WHAT IS ASKED =
In the material below, identify each line bearing the word "JSON". Reproduce those lines.

Data records:
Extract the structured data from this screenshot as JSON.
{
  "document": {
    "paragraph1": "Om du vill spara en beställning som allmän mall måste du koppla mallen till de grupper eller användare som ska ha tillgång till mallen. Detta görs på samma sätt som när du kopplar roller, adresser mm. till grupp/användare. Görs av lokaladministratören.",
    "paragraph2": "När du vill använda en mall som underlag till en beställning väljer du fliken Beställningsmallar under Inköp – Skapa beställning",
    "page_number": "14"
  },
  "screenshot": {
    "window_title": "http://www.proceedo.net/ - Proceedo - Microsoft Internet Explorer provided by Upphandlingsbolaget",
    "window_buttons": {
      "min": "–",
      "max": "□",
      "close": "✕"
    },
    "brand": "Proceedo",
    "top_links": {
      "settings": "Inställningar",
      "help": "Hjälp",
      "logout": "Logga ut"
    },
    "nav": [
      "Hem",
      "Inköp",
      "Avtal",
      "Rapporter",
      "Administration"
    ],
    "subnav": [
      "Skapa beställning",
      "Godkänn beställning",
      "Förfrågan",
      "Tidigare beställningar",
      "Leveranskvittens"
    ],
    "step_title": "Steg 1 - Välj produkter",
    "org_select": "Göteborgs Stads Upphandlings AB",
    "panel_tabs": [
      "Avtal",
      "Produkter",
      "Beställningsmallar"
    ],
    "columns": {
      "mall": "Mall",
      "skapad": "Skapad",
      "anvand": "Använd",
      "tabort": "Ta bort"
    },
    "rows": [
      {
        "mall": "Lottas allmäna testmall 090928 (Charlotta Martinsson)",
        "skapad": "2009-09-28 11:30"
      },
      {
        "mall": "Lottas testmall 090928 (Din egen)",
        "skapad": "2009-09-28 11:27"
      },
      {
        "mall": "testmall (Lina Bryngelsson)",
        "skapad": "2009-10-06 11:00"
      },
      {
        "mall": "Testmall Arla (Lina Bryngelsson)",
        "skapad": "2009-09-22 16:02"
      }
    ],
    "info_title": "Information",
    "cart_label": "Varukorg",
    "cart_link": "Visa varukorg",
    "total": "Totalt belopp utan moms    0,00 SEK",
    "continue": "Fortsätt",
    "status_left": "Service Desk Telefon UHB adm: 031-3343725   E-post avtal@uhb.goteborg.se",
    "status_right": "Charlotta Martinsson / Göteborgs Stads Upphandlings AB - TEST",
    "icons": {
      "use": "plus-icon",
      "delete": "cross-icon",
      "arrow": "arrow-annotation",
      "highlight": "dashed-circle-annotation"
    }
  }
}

---

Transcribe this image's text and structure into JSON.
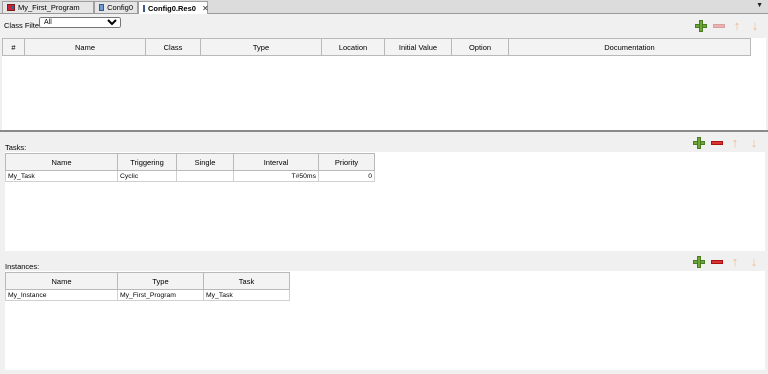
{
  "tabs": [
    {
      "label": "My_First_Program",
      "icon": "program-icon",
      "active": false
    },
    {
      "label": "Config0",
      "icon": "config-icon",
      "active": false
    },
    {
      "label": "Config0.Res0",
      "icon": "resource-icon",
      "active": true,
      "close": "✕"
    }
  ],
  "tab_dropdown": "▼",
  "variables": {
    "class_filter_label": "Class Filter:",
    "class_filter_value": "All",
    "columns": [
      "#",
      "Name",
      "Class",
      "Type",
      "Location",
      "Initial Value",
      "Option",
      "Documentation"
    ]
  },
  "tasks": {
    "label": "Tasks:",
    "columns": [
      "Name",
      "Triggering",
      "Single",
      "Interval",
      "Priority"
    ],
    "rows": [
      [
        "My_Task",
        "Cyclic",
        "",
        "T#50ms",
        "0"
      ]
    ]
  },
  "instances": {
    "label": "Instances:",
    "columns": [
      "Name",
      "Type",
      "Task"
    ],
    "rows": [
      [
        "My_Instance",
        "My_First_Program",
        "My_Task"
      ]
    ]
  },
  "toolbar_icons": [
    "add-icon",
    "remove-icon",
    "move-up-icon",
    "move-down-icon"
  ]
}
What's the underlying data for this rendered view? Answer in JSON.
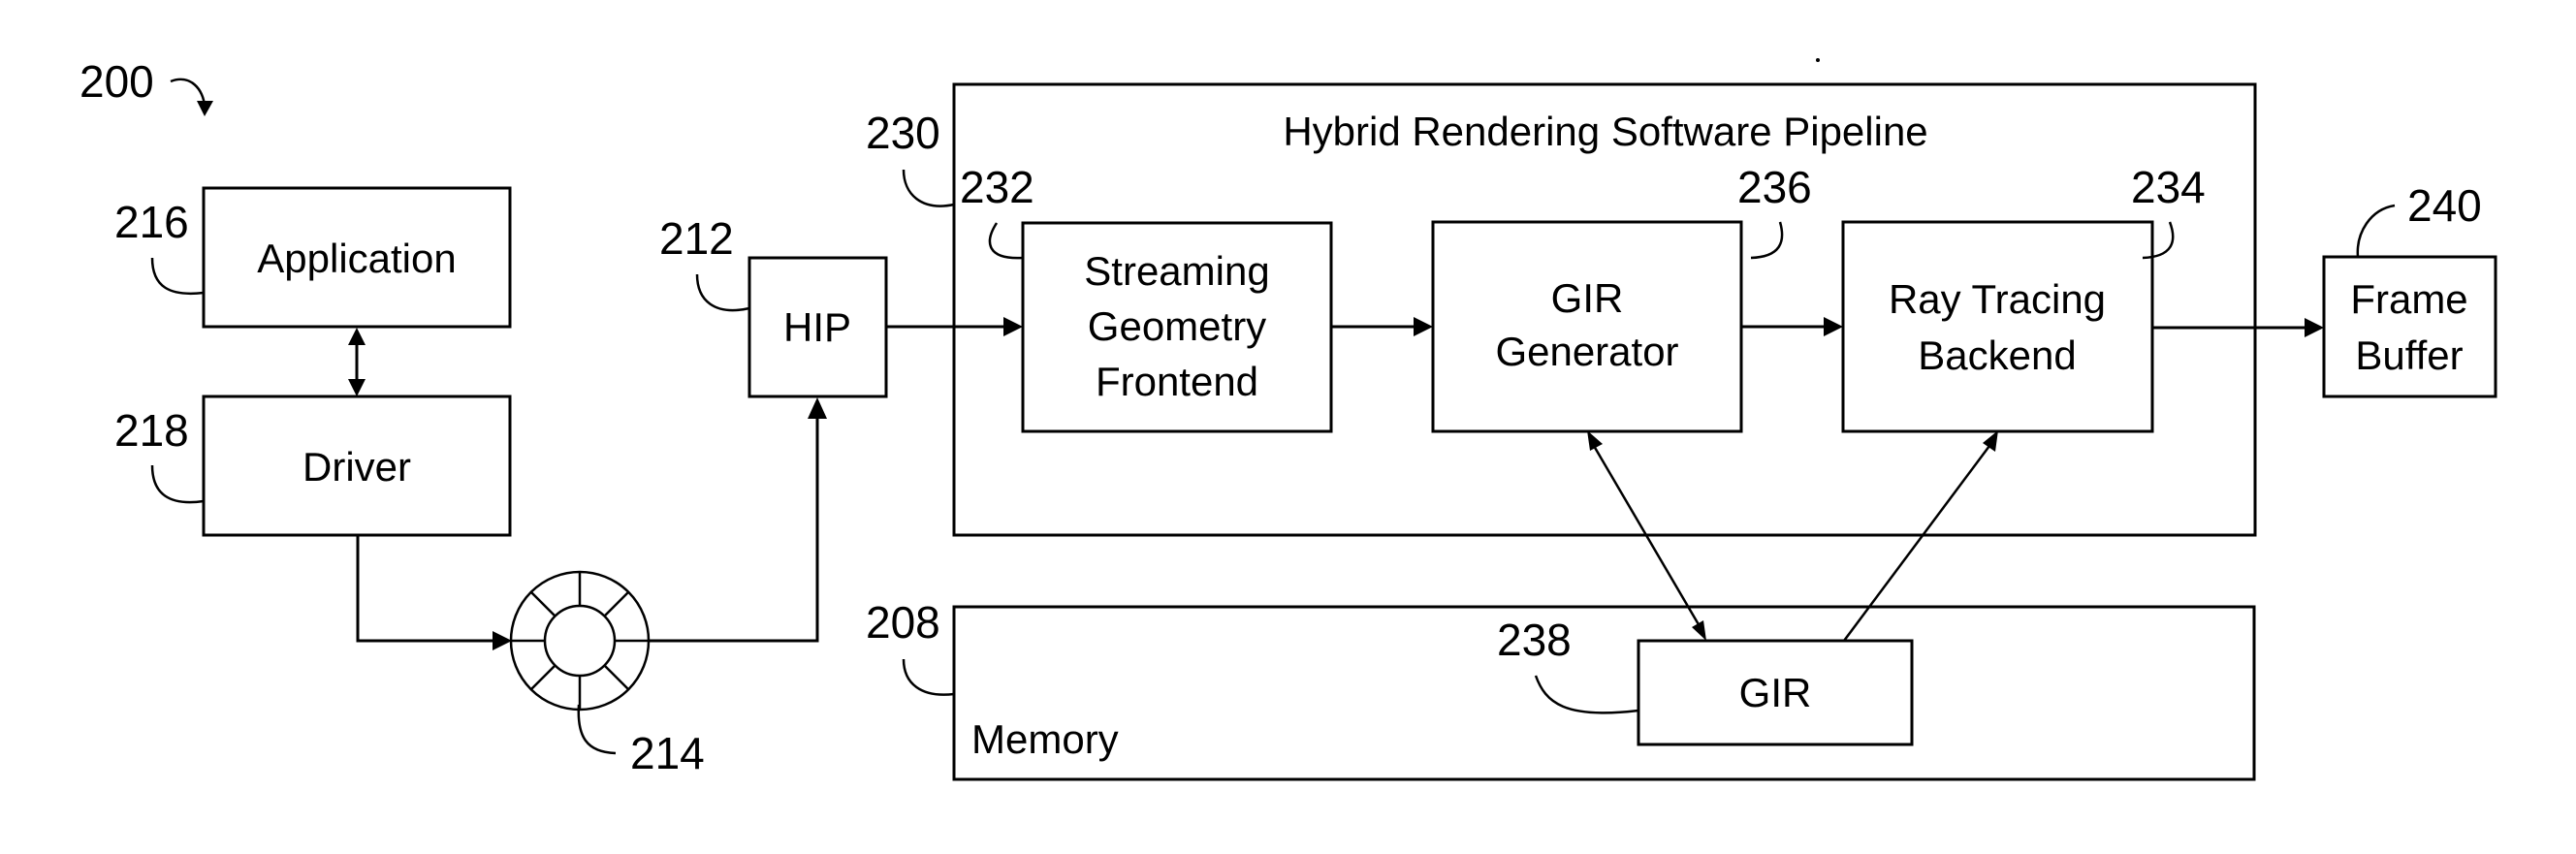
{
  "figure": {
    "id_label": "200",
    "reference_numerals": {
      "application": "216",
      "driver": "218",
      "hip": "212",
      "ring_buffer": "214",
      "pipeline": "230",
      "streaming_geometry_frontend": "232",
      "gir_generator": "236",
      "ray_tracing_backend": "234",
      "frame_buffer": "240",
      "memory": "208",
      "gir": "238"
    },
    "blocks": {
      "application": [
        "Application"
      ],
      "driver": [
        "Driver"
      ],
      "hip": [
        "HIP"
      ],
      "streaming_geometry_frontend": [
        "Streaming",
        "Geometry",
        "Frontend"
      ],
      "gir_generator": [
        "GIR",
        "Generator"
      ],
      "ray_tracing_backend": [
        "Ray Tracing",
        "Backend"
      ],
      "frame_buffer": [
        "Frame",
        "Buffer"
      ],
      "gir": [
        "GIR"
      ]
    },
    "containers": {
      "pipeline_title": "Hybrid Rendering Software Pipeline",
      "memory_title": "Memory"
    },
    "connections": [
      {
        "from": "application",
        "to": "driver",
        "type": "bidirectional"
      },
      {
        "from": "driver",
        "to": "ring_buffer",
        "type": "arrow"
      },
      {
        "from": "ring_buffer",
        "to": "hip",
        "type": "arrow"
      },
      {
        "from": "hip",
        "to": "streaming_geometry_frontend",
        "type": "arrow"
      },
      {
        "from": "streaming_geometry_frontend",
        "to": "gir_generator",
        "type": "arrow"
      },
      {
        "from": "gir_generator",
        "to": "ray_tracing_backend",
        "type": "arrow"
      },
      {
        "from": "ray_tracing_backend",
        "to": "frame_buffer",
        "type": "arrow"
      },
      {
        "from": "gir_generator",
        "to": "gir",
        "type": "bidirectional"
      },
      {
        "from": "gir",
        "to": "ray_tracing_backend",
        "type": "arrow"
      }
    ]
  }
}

TASK RESPONSE =
Extract the structured data from this screenshot as JSON.
Transcribe this image's text and structure into JSON.
What's the underlying data for this rendered view? Answer in JSON.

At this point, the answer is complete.